- _RECORDS FOR THIS EXERCISE_:
## Start

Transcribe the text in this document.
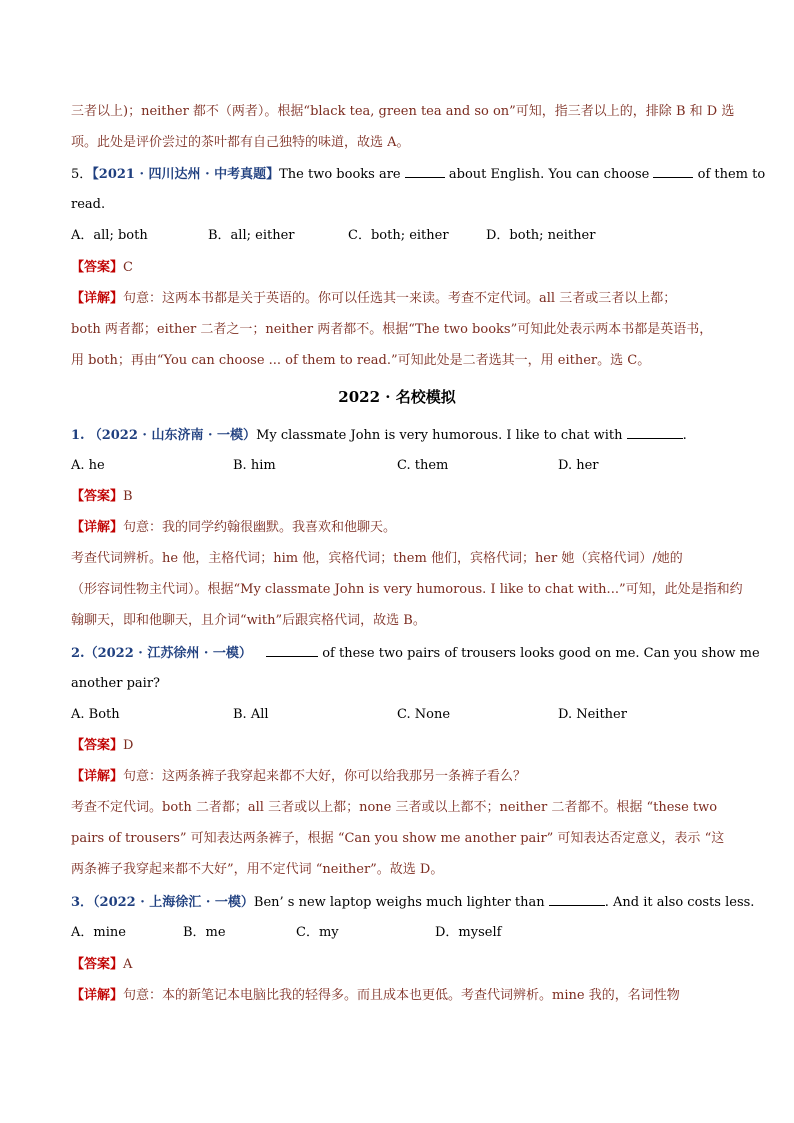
三者以上)；neither 都不（两者）。根据“black tea, green tea and so on”可知，指三者以上的，排除 B 和 D 选
项。此处是评价尝过的茶叶都有自己独特的味道，故选 A。
5．【2021 · 四川达州 · 中考真题】The two books are	about English. You can choose	of them to
read.
A．all; both	B．all; either	C．both; either	D．both; neither
【答案】C
【详解】句意：这两本书都是关于英语的。你可以任选其一来读。考查不定代词。all 三者或三者以上都；
both 两者都；either 二者之一；neither 两者都不。根据“The two books”可知此处表示两本书都是英语书，
用 both；再由“You can choose ... of them to read.”可知此处是二者选其一，用 either。选 C。
2022 · 名校模拟
1. （2022 · 山东济南 · 一模）My classmate John is very humorous. I like to chat with	.
A. he	B. him	C. them	D. her
【答案】B
【详解】句意：我的同学约翰很幽默。我喜欢和他聊天。
考查代词辨析。he 他，主格代词；him 他，宾格代词；them 他们，宾格代词；her 她（宾格代词）/她的
（形容词性物主代词）。根据“My classmate John is very humorous. I like to chat with...”可知，此处是指和约
翰聊天，即和他聊天，且介词“with”后跟宾格代词，故选 B。
2.（2022 · 江苏徐州 · 一模）	of these two pairs of trousers looks good on me. Can you show me
another pair?
A. Both	B. All	C. None	D. Neither
【答案】D
【详解】句意：这两条裤子我穿起来都不大好，你可以给我那另一条裤子看么？
考查不定代词。both 二者都；all 三者或以上都；none 三者或以上都不；neither 二者都不。根据 “these two
pairs of trousers” 可知表达两条裤子，根据 “Can you show me another pair” 可知表达否定意义，表示 “这
两条裤子我穿起来都不大好”，用不定代词 “neither”。故选 D。
3．（2022 · 上海徐汇 · 一模）Ben’ s new laptop weighs much lighter than	. And it also costs less.
A．mine	B．me	C．my	D．myself
【答案】A
【详解】句意：本的新笔记本电脑比我的轻得多。而且成本也更低。考查代词辨析。mine 我的，名词性物
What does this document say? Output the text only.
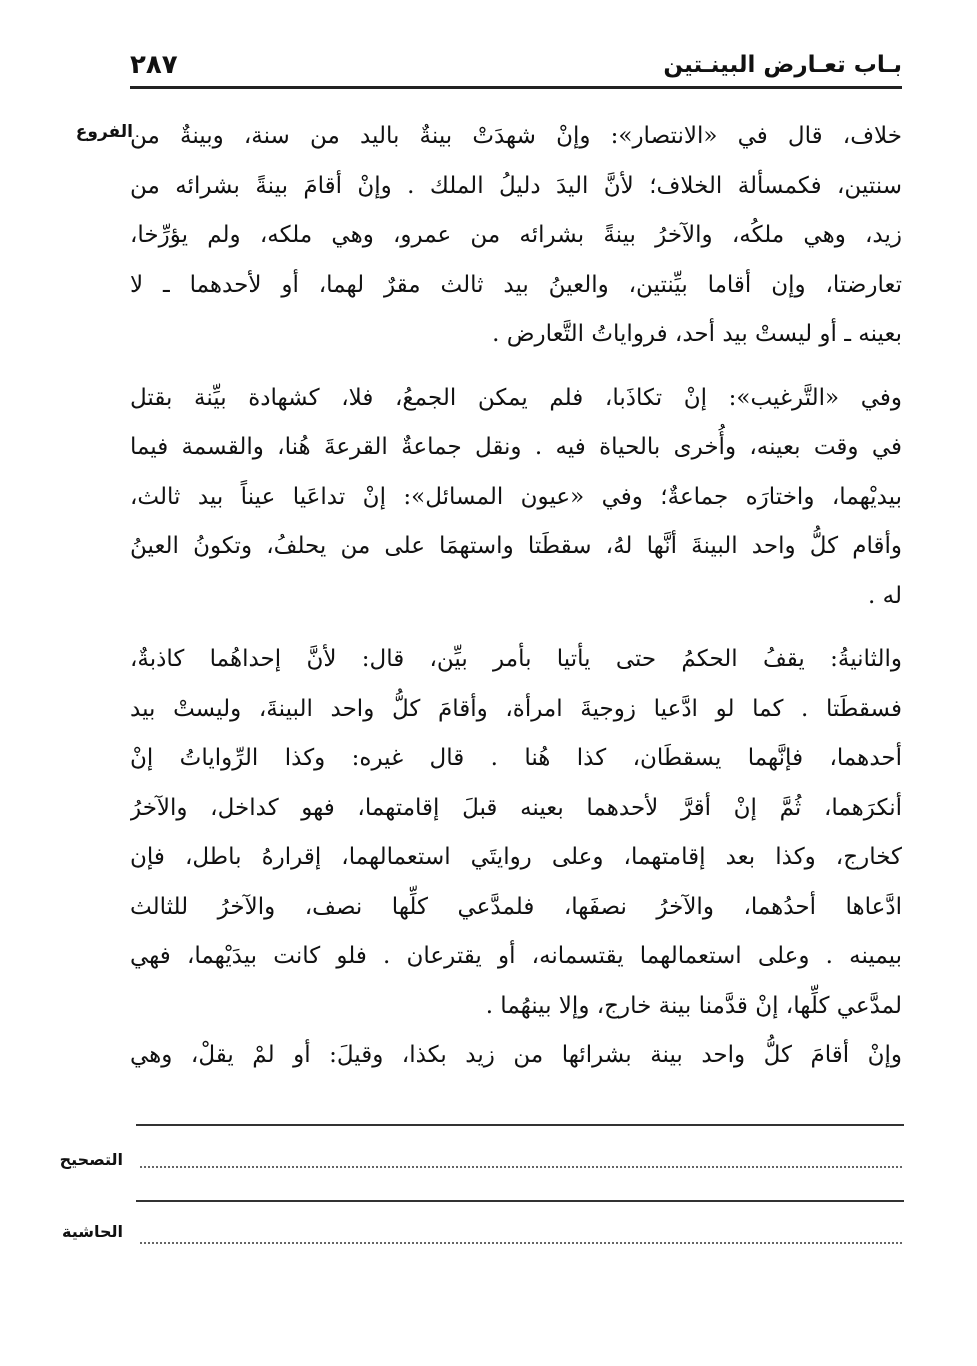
بـاب تعـارض البينـتين
٢٨٧
الفروع
خلاف، قال في «الانتصار»: وإنْ شهدَتْ بينةٌ باليد من سنة، وبينةٌ من
سنتين، فكمسألة الخلاف؛ لأنَّ اليدَ دليلُ الملك . وإنْ أقامَ بينةً بشرائه من
زيد، وهي ملكُه، والآخرُ بينةً بشرائه من عمرو، وهي ملكه، ولم يؤرِّخا،
تعارضتا، وإن أقاما بيِّنتين، والعينُ بيد ثالث مقرٌ لهما، أو لأحدهما ـ لا
بعينه ـ أو ليستْ بيد أحد، فرواياتُ التَّعارض .
وفي «التَّرغيب»: إنْ تكاذَبا، فلم يمكن الجمعُ، فلا، كشهادة بيِّنة بقتل
في وقت بعينه، وأُخرى بالحياة فيه . ونقل جماعةٌ القرعةَ هُنا، والقسمة فيما
بيديْهما، واختارَه جماعةٌ؛ وفي «عيون المسائل»: إنْ تداعَيا عيناً بيد ثالث،
وأقام كلُّ واحد البينةَ أنَّها لهُ، سقطَتا واستهمَا على من يحلفُ، وتكونُ العينُ
له .
والثانيةُ: يقفُ الحكمُ حتى يأتيا بأمر بيِّن، قال: لأنَّ إحداهُما كاذبةٌ،
فسقطَتا . كما لو ادَّعيا زوجيةَ امرأة، وأقامَ كلُّ واحد البينةَ، وليستْ بيد
أحدهما، فإنَّهما يسقطَان، كذا هُنا . قال غيره: وكذا الرِّواياتُ إنْ
أنكرَهما، ثُمَّ إنْ أقرَّ لأحدهما بعينه قبلَ إقامتهما، فهو كداخل، والآخرُ
كخارج، وكذا بعد إقامتهما، وعلى روايتَي استعمالهما، إقرارهُ باطل، فإن
ادَّعاها أحدُهما، والآخرُ نصفَها، فلمدَّعي كلِّها نصف، والآخرُ للثالث
بيمينه . وعلى استعمالهما يقتسمانه، أو يقترعان . فلو كانت بيدَيْهما، فهي
لمدَّعي كلِّها، إنْ قدَّمنا بينة خارج، وإلا بينهُما .
وإنْ أقامَ كلُّ واحد بينة بشرائها من زيد بكذا، وقيلَ: أو لمْ يقلْ، وهي
التصحيح
الحاشية
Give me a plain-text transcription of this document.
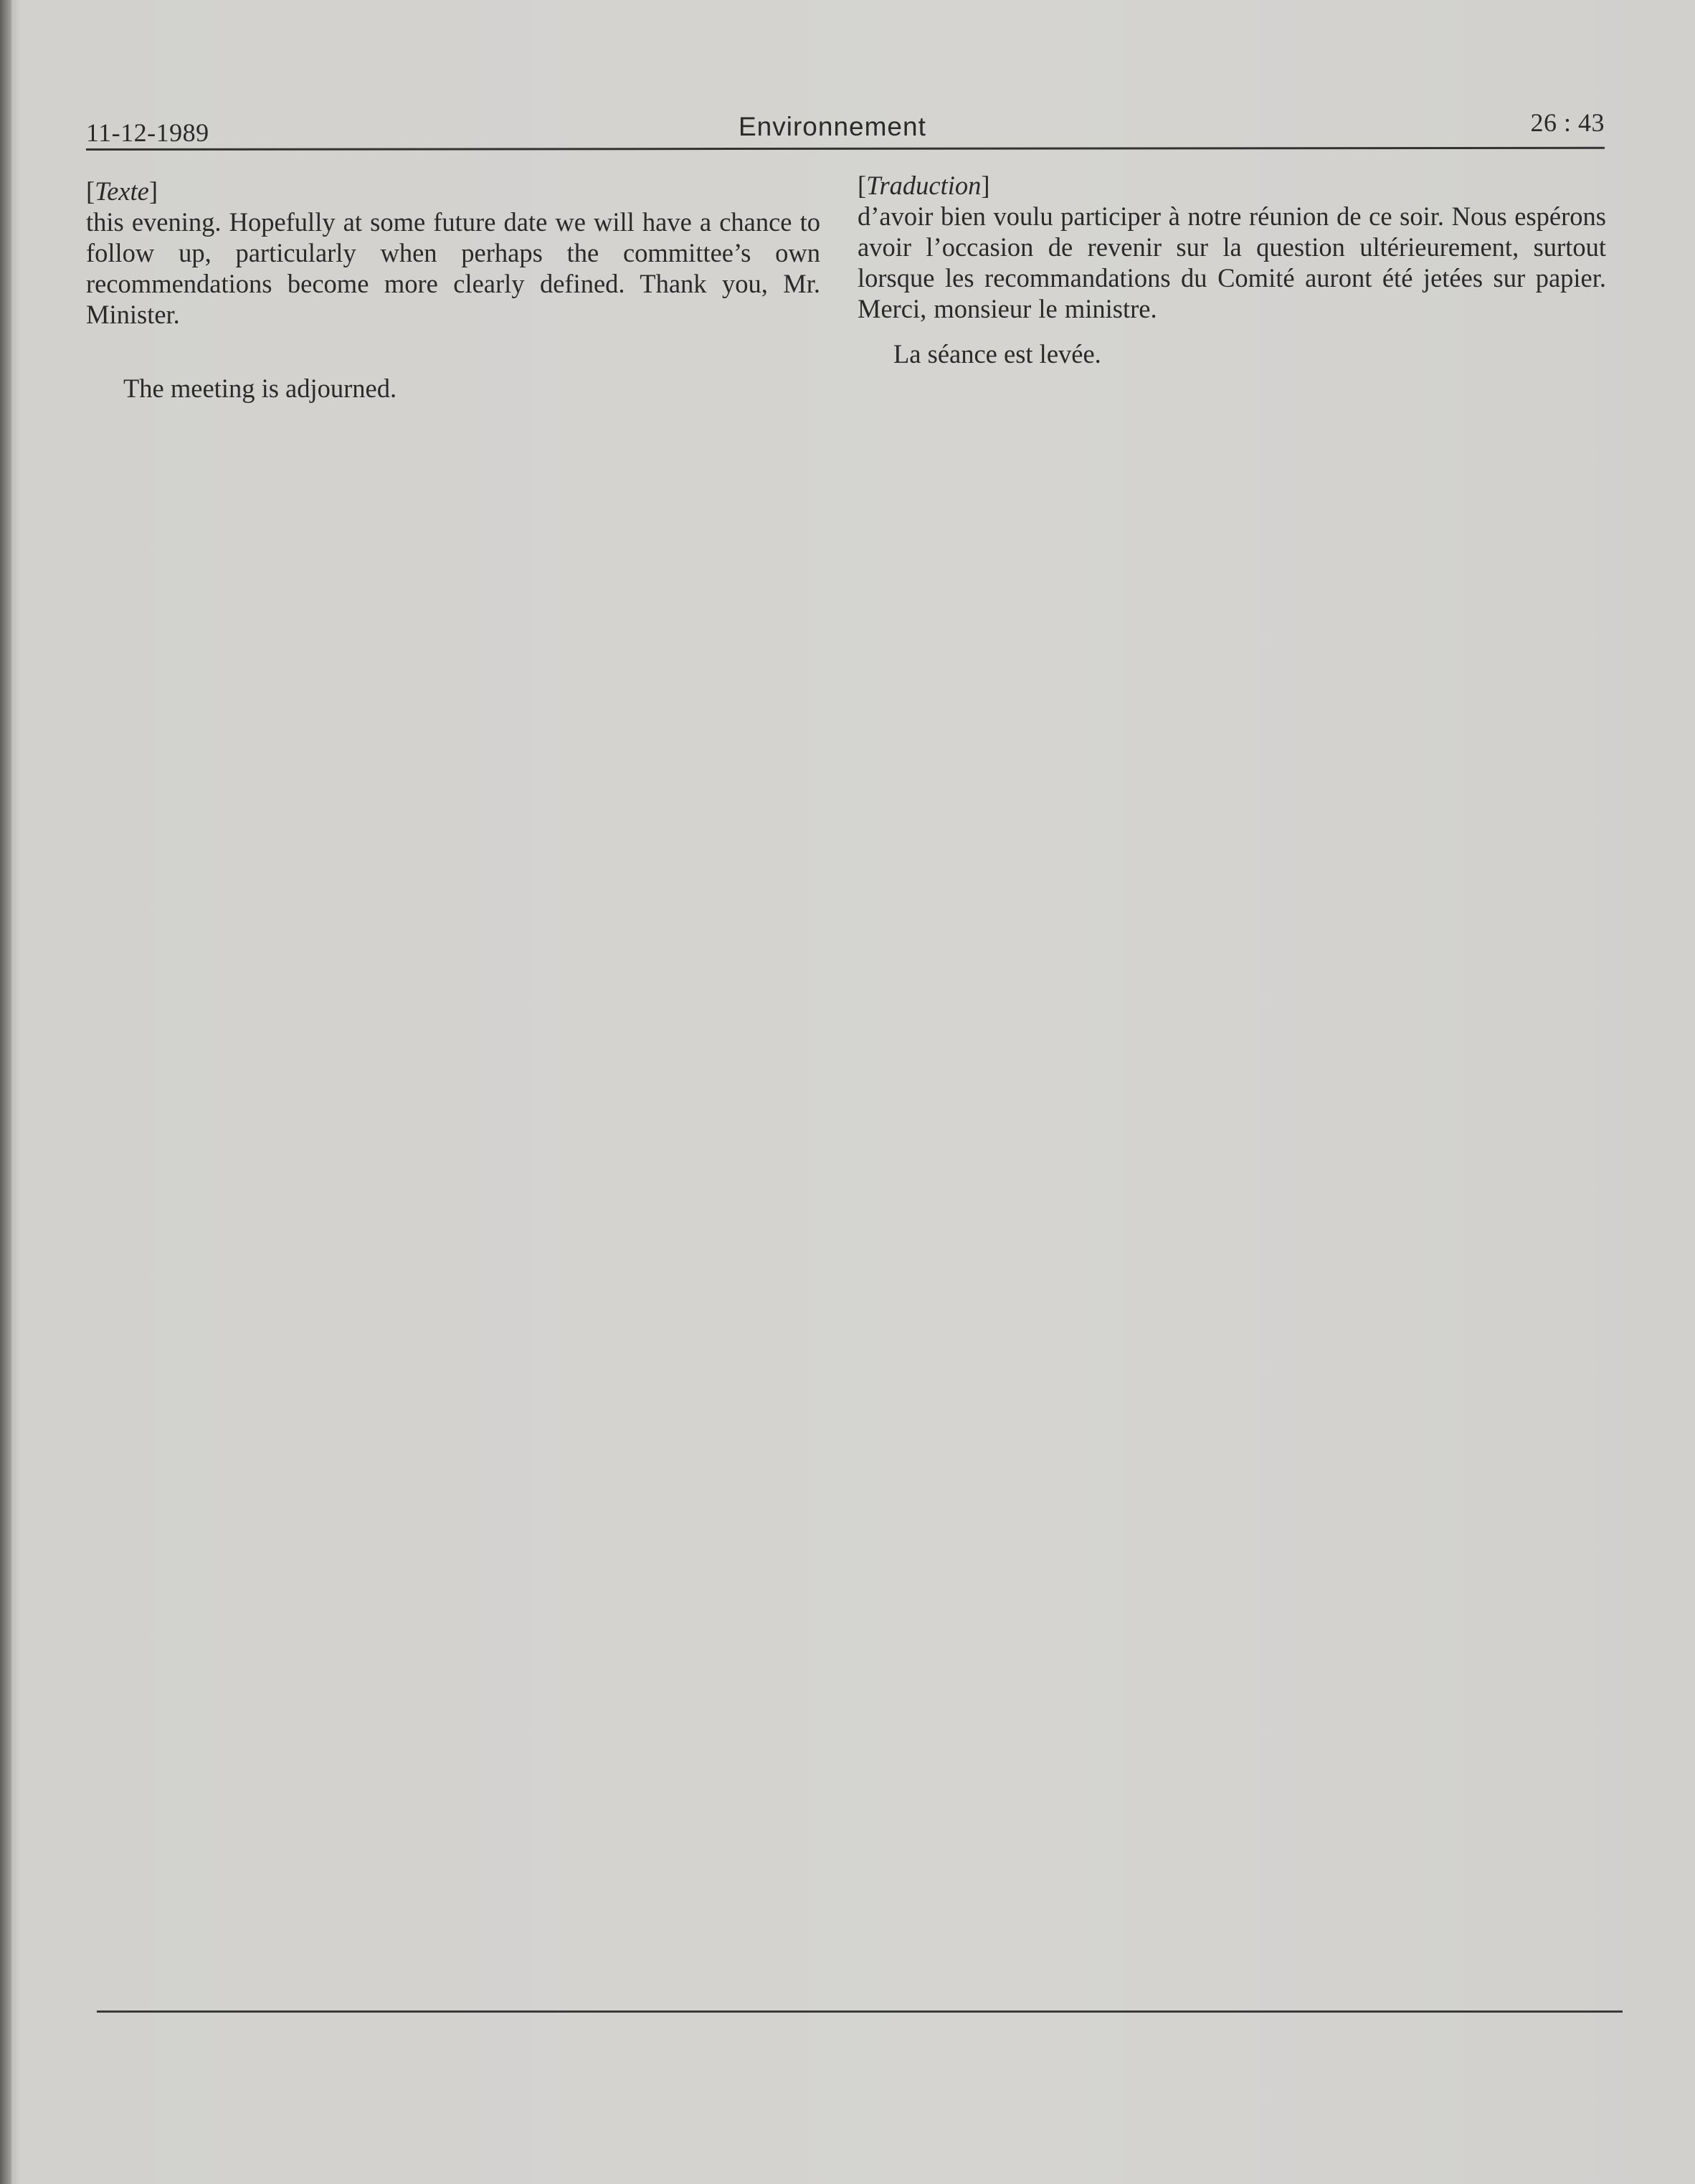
11-12-1989	Environnement	26 : 43
[Texte]

this evening. Hopefully at some future date we will have a chance to follow up, particularly when perhaps the committee’s own recommendations become more clearly defined. Thank you, Mr. Minister.

The meeting is adjourned.

[Traduction]

d’avoir bien voulu participer à notre réunion de ce soir. Nous espérons avoir l’occasion de revenir sur la question ultérieurement, surtout lorsque les recommandations du Comité auront été jetées sur papier. Merci, monsieur le ministre.

La séance est levée.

## End

- _WHAT YOU WILL DO_: Repeat each entry precisely as it appears. Leave the pictures out.

- _TASK ANSWER_:
Transcribe the text in this document.
三者以上)；neither 都不（两者）。根据“black tea, green tea and so on”可知，指三者以上的，排除 B 和 D 选
项。此处是评价尝过的茶叶都有自己独特的味道，故选 A。
5．【2021 · 四川达州 · 中考真题】The two books are	about English. You can choose	of them to
read.
A．all; both	B．all; either	C．both; either	D．both; neither
【答案】C
【详解】句意：这两本书都是关于英语的。你可以任选其一来读。考查不定代词。all 三者或三者以上都；
both 两者都；either 二者之一；neither 两者都不。根据“The two books”可知此处表示两本书都是英语书，
用 both；再由“You can choose ... of them to read.”可知此处是二者选其一，用 either。选 C。
2022 · 名校模拟
1. （2022 · 山东济南 · 一模）My classmate John is very humorous. I like to chat with	.
A. he	B. him	C. them	D. her
【答案】B
【详解】句意：我的同学约翰很幽默。我喜欢和他聊天。
考查代词辨析。he 他，主格代词；him 他，宾格代词；them 他们，宾格代词；her 她（宾格代词）/她的
（形容词性物主代词）。根据“My classmate John is very humorous. I like to chat with...”可知，此处是指和约
翰聊天，即和他聊天，且介词“with”后跟宾格代词，故选 B。
2.（2022 · 江苏徐州 · 一模）	of these two pairs of trousers looks good on me. Can you show me
another pair?
A. Both	B. All	C. None	D. Neither
【答案】D
【详解】句意：这两条裤子我穿起来都不大好，你可以给我那另一条裤子看么？
考查不定代词。both 二者都；all 三者或以上都；none 三者或以上都不；neither 二者都不。根据 “these two
pairs of trousers” 可知表达两条裤子，根据 “Can you show me another pair” 可知表达否定意义，表示 “这
两条裤子我穿起来都不大好”，用不定代词 “neither”。故选 D。
3．（2022 · 上海徐汇 · 一模）Ben’ s new laptop weighs much lighter than	. And it also costs less.
A．mine	B．me	C．my	D．myself
【答案】A
【详解】句意：本的新笔记本电脑比我的轻得多。而且成本也更低。考查代词辨析。mine 我的，名词性物
What does this document say? Output the text only.
بـاب تعـارض البينـتين
٢٨٧
الفروع
خلاف، قال في «الانتصار»: وإنْ شهدَتْ بينةٌ باليد من سنة، وبينةٌ من
سنتين، فكمسألة الخلاف؛ لأنَّ اليدَ دليلُ الملك . وإنْ أقامَ بينةً بشرائه من
زيد، وهي ملكُه، والآخرُ بينةً بشرائه من عمرو، وهي ملكه، ولم يؤرِّخا،
تعارضتا، وإن أقاما بيِّنتين، والعينُ بيد ثالث مقرٌ لهما، أو لأحدهما ـ لا
بعينه ـ أو ليستْ بيد أحد، فرواياتُ التَّعارض .
وفي «التَّرغيب»: إنْ تكاذَبا، فلم يمكن الجمعُ، فلا، كشهادة بيِّنة بقتل
في وقت بعينه، وأُخرى بالحياة فيه . ونقل جماعةٌ القرعةَ هُنا، والقسمة فيما
بيديْهما، واختارَه جماعةٌ؛ وفي «عيون المسائل»: إنْ تداعَيا عيناً بيد ثالث،
وأقام كلُّ واحد البينةَ أنَّها لهُ، سقطَتا واستهمَا على من يحلفُ، وتكونُ العينُ
له .
والثانيةُ: يقفُ الحكمُ حتى يأتيا بأمر بيِّن، قال: لأنَّ إحداهُما كاذبةٌ،
فسقطَتا . كما لو ادَّعيا زوجيةَ امرأة، وأقامَ كلُّ واحد البينةَ، وليستْ بيد
أحدهما، فإنَّهما يسقطَان، كذا هُنا . قال غيره: وكذا الرِّواياتُ إنْ
أنكرَهما، ثُمَّ إنْ أقرَّ لأحدهما بعينه قبلَ إقامتهما، فهو كداخل، والآخرُ
كخارج، وكذا بعد إقامتهما، وعلى روايتَي استعمالهما، إقرارهُ باطل، فإن
ادَّعاها أحدُهما، والآخرُ نصفَها، فلمدَّعي كلِّها نصف، والآخرُ للثالث
بيمينه . وعلى استعمالهما يقتسمانه، أو يقترعان . فلو كانت بيدَيْهما، فهي
لمدَّعي كلِّها، إنْ قدَّمنا بينة خارج، وإلا بينهُما .
وإنْ أقامَ كلُّ واحد بينة بشرائها من زيد بكذا، وقيلَ: أو لمْ يقلْ، وهي
التصحيح
الحاشية
Give me a plain-text transcription of this document.
11-12-1989	Environnement	26 : 43
[Texte]

this evening. Hopefully at some future date we will have a chance to follow up, particularly when perhaps the committee’s own recommendations become more clearly defined. Thank you, Mr. Minister.

The meeting is adjourned.

[Traduction]

d’avoir bien voulu participer à notre réunion de ce soir. Nous espérons avoir l’occasion de revenir sur la question ultérieurement, surtout lorsque les recommandations du Comité auront été jetées sur papier. Merci, monsieur le ministre.

La séance est levée.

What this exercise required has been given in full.